▶ _Material for the task_:
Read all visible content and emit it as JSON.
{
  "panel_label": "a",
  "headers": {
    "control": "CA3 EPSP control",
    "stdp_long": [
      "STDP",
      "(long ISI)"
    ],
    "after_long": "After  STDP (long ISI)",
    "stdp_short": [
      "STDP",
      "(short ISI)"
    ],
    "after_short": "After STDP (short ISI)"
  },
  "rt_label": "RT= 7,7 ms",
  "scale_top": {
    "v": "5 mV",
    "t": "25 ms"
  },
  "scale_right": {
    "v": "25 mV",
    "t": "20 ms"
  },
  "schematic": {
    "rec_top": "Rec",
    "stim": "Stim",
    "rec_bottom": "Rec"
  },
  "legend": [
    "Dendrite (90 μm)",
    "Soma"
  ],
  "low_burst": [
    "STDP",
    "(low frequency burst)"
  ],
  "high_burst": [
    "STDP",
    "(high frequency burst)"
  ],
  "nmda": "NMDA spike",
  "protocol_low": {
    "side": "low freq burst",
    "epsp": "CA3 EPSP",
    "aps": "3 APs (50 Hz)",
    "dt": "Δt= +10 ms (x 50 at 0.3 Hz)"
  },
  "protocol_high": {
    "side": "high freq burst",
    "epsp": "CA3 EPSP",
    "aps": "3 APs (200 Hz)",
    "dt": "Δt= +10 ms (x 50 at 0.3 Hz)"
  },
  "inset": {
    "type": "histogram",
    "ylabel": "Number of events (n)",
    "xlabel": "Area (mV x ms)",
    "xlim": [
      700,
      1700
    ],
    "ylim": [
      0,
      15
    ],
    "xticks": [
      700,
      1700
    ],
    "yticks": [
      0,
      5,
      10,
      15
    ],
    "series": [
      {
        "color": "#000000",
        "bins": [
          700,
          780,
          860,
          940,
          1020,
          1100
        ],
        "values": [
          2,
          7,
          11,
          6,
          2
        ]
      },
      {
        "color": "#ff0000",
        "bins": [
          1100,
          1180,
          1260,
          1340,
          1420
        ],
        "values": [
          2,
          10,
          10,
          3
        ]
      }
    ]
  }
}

▶ _Given exercise_:
Output the listing above without altering a single character.

▶ _Task response_:
Read all visible content and emit it as JSON.
{
  "panel_label": "a",
  "headers": {
    "control": "CA3 EPSP control",
    "stdp_long": [
      "STDP",
      "(long ISI)"
    ],
    "after_long": "After  STDP (long ISI)",
    "stdp_short": [
      "STDP",
      "(short ISI)"
    ],
    "after_short": "After STDP (short ISI)"
  },
  "rt_label": "RT= 7,7 ms",
  "scale_top": {
    "v": "5 mV",
    "t": "25 ms"
  },
  "scale_right": {
    "v": "25 mV",
    "t": "20 ms"
  },
  "schematic": {
    "rec_top": "Rec",
    "stim": "Stim",
    "rec_bottom": "Rec"
  },
  "legend": [
    "Dendrite (90 μm)",
    "Soma"
  ],
  "low_burst": [
    "STDP",
    "(low frequency burst)"
  ],
  "high_burst": [
    "STDP",
    "(high frequency burst)"
  ],
  "nmda": "NMDA spike",
  "protocol_low": {
    "side": "low freq burst",
    "epsp": "CA3 EPSP",
    "aps": "3 APs (50 Hz)",
    "dt": "Δt= +10 ms (x 50 at 0.3 Hz)"
  },
  "protocol_high": {
    "side": "high freq burst",
    "epsp": "CA3 EPSP",
    "aps": "3 APs (200 Hz)",
    "dt": "Δt= +10 ms (x 50 at 0.3 Hz)"
  },
  "inset": {
    "type": "histogram",
    "ylabel": "Number of events (n)",
    "xlabel": "Area (mV x ms)",
    "xlim": [
      700,
      1700
    ],
    "ylim": [
      0,
      15
    ],
    "xticks": [
      700,
      1700
    ],
    "yticks": [
      0,
      5,
      10,
      15
    ],
    "series": [
      {
        "color": "#000000",
        "bins": [
          700,
          780,
          860,
          940,
          1020,
          1100
        ],
        "values": [
          2,
          7,
          11,
          6,
          2
        ]
      },
      {
        "color": "#ff0000",
        "bins": [
          1100,
          1180,
          1260,
          1340,
          1420
        ],
        "values": [
          2,
          10,
          10,
          3
        ]
      }
    ]
  }
}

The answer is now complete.